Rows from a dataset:
========================================

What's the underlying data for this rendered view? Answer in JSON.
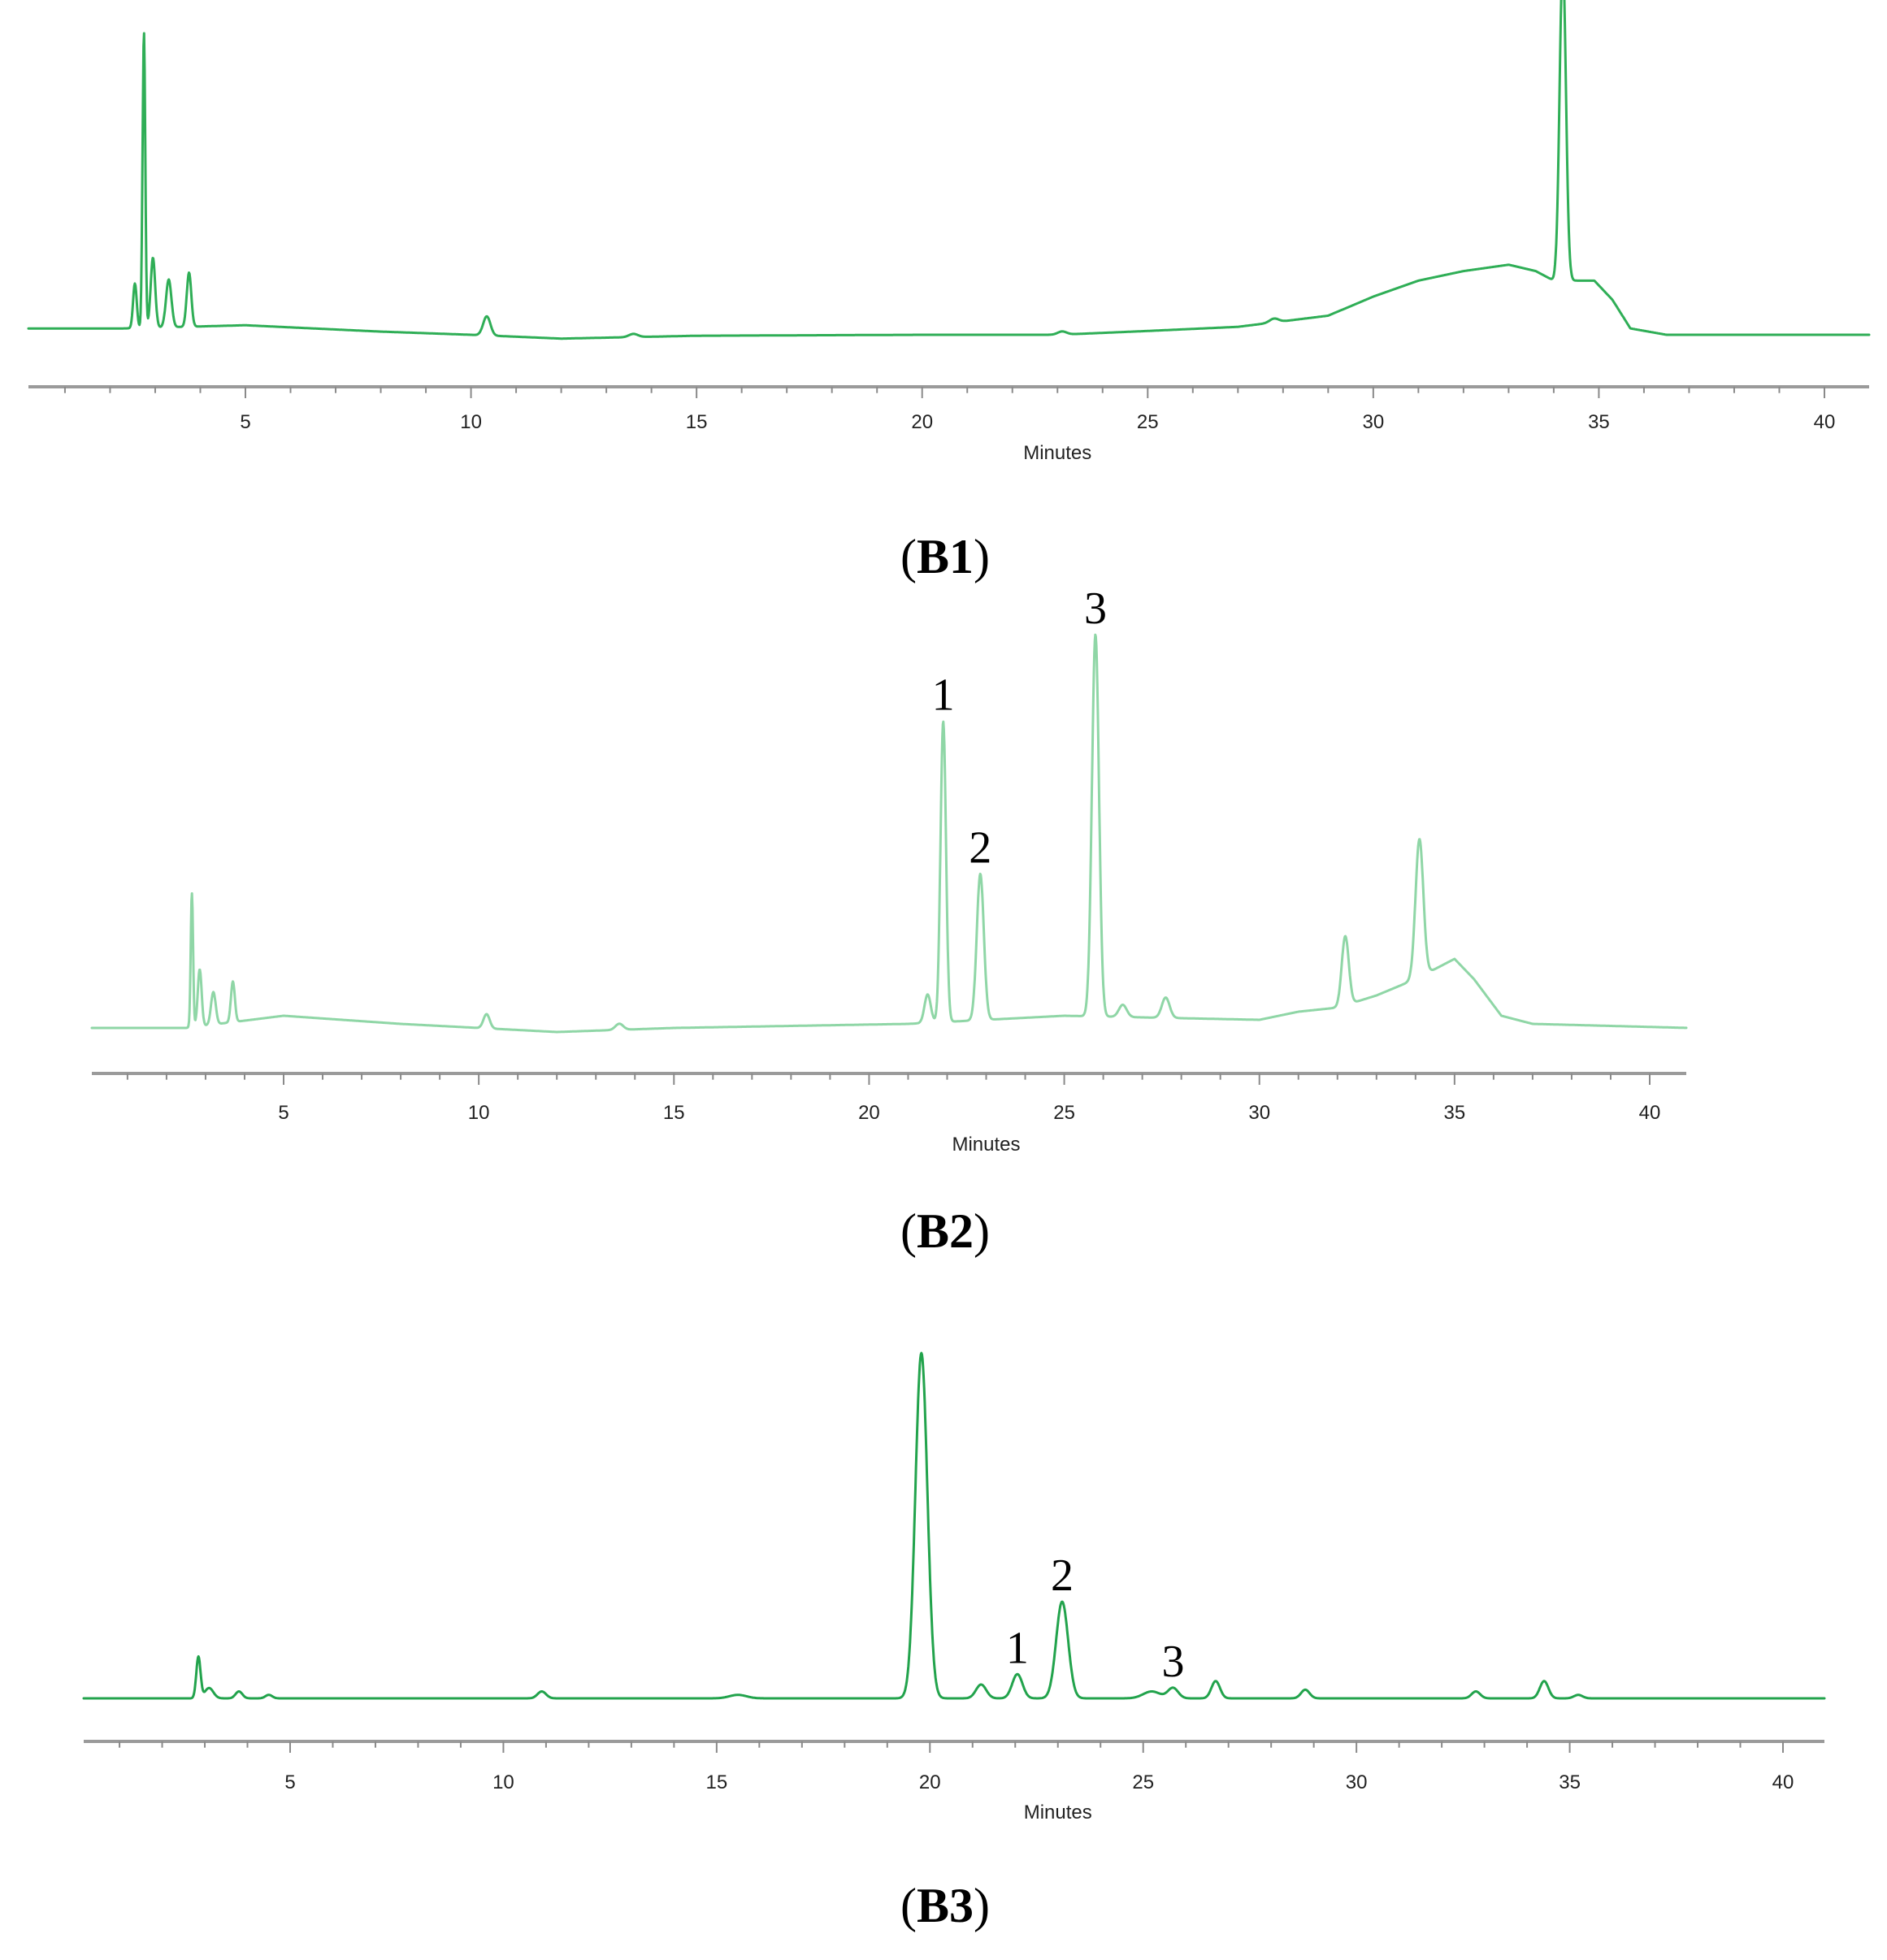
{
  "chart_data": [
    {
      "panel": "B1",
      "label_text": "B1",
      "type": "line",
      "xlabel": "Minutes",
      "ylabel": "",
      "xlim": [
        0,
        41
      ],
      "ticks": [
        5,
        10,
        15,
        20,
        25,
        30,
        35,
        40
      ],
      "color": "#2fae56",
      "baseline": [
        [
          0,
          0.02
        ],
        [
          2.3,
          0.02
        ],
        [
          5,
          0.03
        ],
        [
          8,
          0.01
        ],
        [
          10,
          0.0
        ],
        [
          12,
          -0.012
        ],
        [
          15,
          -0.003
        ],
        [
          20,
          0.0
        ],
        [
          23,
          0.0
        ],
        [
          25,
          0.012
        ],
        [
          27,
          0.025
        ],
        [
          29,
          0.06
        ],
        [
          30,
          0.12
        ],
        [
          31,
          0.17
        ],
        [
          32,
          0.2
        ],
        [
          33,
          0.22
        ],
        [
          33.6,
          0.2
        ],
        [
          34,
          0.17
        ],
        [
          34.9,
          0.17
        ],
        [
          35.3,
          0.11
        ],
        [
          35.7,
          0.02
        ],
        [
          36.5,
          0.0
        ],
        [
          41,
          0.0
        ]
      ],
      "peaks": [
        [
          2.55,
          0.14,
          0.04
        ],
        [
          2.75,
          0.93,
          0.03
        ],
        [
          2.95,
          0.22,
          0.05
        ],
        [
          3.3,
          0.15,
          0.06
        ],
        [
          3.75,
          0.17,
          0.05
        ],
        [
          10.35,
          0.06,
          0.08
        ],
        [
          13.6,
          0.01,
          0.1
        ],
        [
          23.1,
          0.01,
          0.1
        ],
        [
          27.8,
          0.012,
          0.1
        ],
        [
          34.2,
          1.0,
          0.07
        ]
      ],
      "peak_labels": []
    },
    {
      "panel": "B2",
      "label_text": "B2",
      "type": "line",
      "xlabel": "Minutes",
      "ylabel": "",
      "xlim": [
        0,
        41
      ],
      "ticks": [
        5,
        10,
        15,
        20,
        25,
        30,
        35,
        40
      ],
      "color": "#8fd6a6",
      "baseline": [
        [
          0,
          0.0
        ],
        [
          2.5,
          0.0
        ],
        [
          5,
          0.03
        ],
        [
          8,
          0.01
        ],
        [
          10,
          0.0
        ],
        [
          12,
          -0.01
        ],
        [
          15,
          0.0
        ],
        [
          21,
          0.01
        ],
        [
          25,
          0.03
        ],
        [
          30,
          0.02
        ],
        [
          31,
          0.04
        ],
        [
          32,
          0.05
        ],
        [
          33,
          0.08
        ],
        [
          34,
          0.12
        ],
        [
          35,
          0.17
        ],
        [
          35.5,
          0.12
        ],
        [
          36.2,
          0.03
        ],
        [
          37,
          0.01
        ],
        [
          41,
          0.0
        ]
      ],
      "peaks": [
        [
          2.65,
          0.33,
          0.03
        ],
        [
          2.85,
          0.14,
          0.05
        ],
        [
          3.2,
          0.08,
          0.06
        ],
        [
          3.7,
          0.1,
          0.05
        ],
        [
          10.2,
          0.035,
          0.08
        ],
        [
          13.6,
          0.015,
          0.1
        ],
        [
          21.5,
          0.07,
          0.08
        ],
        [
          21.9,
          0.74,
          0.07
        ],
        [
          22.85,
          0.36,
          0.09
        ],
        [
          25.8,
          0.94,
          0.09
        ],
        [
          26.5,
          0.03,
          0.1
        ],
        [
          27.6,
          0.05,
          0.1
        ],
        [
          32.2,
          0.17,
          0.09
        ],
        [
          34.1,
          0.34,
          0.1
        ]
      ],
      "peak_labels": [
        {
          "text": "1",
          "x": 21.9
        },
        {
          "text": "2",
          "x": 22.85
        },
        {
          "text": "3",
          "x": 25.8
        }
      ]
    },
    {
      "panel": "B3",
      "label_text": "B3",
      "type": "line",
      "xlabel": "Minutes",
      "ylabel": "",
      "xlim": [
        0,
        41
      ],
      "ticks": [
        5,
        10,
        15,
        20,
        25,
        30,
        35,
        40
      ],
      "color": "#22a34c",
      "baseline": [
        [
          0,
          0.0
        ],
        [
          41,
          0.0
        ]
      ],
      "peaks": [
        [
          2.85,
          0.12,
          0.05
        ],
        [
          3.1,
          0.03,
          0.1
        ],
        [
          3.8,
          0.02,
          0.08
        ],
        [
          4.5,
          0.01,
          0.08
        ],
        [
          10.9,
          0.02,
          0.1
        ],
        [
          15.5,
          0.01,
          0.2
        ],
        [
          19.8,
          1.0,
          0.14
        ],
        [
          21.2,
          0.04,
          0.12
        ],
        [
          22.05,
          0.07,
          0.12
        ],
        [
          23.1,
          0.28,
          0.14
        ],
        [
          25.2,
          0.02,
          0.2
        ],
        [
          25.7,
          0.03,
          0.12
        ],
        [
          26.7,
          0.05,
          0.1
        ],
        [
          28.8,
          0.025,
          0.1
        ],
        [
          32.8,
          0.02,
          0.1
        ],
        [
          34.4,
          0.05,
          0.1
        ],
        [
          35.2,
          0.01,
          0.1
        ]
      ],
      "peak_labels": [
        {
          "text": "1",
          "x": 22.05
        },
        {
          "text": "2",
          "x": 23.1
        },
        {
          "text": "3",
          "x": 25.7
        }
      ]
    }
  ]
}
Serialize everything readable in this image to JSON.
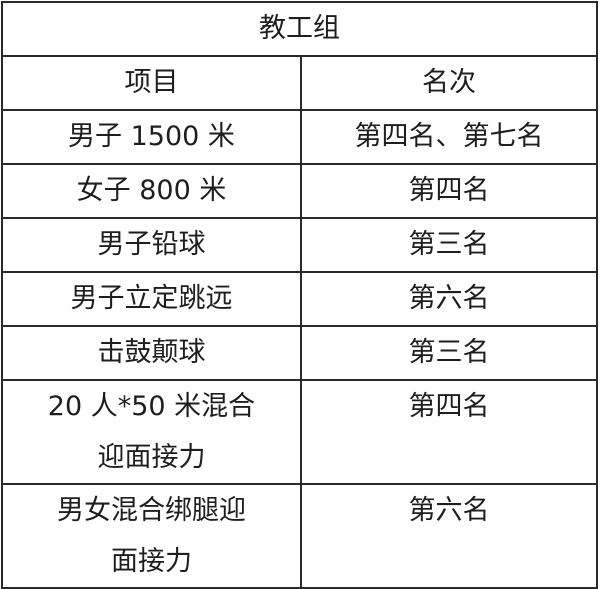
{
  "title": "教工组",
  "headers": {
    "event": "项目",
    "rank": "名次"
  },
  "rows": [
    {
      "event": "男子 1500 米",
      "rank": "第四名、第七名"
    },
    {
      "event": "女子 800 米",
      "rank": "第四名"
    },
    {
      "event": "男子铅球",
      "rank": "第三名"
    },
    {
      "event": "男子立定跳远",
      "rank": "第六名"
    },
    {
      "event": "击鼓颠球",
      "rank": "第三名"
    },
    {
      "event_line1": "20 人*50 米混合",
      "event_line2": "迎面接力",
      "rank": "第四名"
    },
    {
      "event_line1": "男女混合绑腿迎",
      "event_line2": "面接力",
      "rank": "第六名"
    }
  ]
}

========================================

Goal of the exercise:
Pull out every line in the material above where "this" occurs.

Output below:
What's the underlying data for this rendered view? Answer in JSON.
Serialize everything readable in this image to JSON.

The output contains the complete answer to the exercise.